→ Data provided:
******************************
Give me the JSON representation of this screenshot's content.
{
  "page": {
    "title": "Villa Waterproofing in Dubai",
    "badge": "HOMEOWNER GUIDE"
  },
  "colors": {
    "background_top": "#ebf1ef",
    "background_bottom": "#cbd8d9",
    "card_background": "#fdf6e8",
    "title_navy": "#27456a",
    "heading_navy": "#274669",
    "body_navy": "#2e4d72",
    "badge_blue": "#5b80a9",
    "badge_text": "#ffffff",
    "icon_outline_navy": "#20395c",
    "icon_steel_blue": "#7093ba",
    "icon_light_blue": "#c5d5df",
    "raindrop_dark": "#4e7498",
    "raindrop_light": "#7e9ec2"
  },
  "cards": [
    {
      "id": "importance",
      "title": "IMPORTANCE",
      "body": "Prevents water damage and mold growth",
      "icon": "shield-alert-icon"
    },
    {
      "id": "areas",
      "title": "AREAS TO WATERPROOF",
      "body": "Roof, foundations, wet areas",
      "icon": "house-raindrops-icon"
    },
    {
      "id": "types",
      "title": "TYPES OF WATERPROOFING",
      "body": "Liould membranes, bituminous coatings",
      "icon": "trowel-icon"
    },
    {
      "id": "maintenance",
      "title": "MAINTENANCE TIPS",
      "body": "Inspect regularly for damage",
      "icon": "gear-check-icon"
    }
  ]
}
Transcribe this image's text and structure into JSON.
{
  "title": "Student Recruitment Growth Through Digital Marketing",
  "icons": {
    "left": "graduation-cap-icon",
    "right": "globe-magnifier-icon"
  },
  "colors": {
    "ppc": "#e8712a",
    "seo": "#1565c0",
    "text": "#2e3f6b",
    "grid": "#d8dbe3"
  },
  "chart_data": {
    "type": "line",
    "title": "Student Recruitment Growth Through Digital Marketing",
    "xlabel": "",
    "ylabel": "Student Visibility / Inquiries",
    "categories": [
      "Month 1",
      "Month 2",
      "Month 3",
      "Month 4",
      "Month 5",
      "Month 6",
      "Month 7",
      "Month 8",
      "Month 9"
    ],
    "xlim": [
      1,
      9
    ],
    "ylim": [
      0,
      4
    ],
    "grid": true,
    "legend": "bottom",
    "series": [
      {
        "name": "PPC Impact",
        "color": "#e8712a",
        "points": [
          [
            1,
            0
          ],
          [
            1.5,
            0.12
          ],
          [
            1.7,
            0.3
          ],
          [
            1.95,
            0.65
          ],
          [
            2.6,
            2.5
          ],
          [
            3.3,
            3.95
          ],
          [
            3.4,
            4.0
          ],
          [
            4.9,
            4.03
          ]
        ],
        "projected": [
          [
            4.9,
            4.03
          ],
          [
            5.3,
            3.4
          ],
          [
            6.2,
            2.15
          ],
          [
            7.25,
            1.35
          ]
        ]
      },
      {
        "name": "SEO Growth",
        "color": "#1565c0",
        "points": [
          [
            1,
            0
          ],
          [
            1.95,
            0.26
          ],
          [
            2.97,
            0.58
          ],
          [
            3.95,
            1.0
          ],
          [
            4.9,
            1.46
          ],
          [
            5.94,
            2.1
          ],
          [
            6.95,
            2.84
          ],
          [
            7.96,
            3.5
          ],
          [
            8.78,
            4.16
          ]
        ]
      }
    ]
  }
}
******************************
→ To do: Extract the full listing above without alteration.

→ Task result:
Give me the JSON representation of this screenshot's content.
{
  "page": {
    "title": "Villa Waterproofing in Dubai",
    "badge": "HOMEOWNER GUIDE"
  },
  "colors": {
    "background_top": "#ebf1ef",
    "background_bottom": "#cbd8d9",
    "card_background": "#fdf6e8",
    "title_navy": "#27456a",
    "heading_navy": "#274669",
    "body_navy": "#2e4d72",
    "badge_blue": "#5b80a9",
    "badge_text": "#ffffff",
    "icon_outline_navy": "#20395c",
    "icon_steel_blue": "#7093ba",
    "icon_light_blue": "#c5d5df",
    "raindrop_dark": "#4e7498",
    "raindrop_light": "#7e9ec2"
  },
  "cards": [
    {
      "id": "importance",
      "title": "IMPORTANCE",
      "body": "Prevents water damage and mold growth",
      "icon": "shield-alert-icon"
    },
    {
      "id": "areas",
      "title": "AREAS TO WATERPROOF",
      "body": "Roof, foundations, wet areas",
      "icon": "house-raindrops-icon"
    },
    {
      "id": "types",
      "title": "TYPES OF WATERPROOFING",
      "body": "Liould membranes, bituminous coatings",
      "icon": "trowel-icon"
    },
    {
      "id": "maintenance",
      "title": "MAINTENANCE TIPS",
      "body": "Inspect regularly for damage",
      "icon": "gear-check-icon"
    }
  ]
}
Transcribe this image's text and structure into JSON.
{
  "title": "Student Recruitment Growth Through Digital Marketing",
  "icons": {
    "left": "graduation-cap-icon",
    "right": "globe-magnifier-icon"
  },
  "colors": {
    "ppc": "#e8712a",
    "seo": "#1565c0",
    "text": "#2e3f6b",
    "grid": "#d8dbe3"
  },
  "chart_data": {
    "type": "line",
    "title": "Student Recruitment Growth Through Digital Marketing",
    "xlabel": "",
    "ylabel": "Student Visibility / Inquiries",
    "categories": [
      "Month 1",
      "Month 2",
      "Month 3",
      "Month 4",
      "Month 5",
      "Month 6",
      "Month 7",
      "Month 8",
      "Month 9"
    ],
    "xlim": [
      1,
      9
    ],
    "ylim": [
      0,
      4
    ],
    "grid": true,
    "legend": "bottom",
    "series": [
      {
        "name": "PPC Impact",
        "color": "#e8712a",
        "points": [
          [
            1,
            0
          ],
          [
            1.5,
            0.12
          ],
          [
            1.7,
            0.3
          ],
          [
            1.95,
            0.65
          ],
          [
            2.6,
            2.5
          ],
          [
            3.3,
            3.95
          ],
          [
            3.4,
            4.0
          ],
          [
            4.9,
            4.03
          ]
        ],
        "projected": [
          [
            4.9,
            4.03
          ],
          [
            5.3,
            3.4
          ],
          [
            6.2,
            2.15
          ],
          [
            7.25,
            1.35
          ]
        ]
      },
      {
        "name": "SEO Growth",
        "color": "#1565c0",
        "points": [
          [
            1,
            0
          ],
          [
            1.95,
            0.26
          ],
          [
            2.97,
            0.58
          ],
          [
            3.95,
            1.0
          ],
          [
            4.9,
            1.46
          ],
          [
            5.94,
            2.1
          ],
          [
            6.95,
            2.84
          ],
          [
            7.96,
            3.5
          ],
          [
            8.78,
            4.16
          ]
        ]
      }
    ]
  }
}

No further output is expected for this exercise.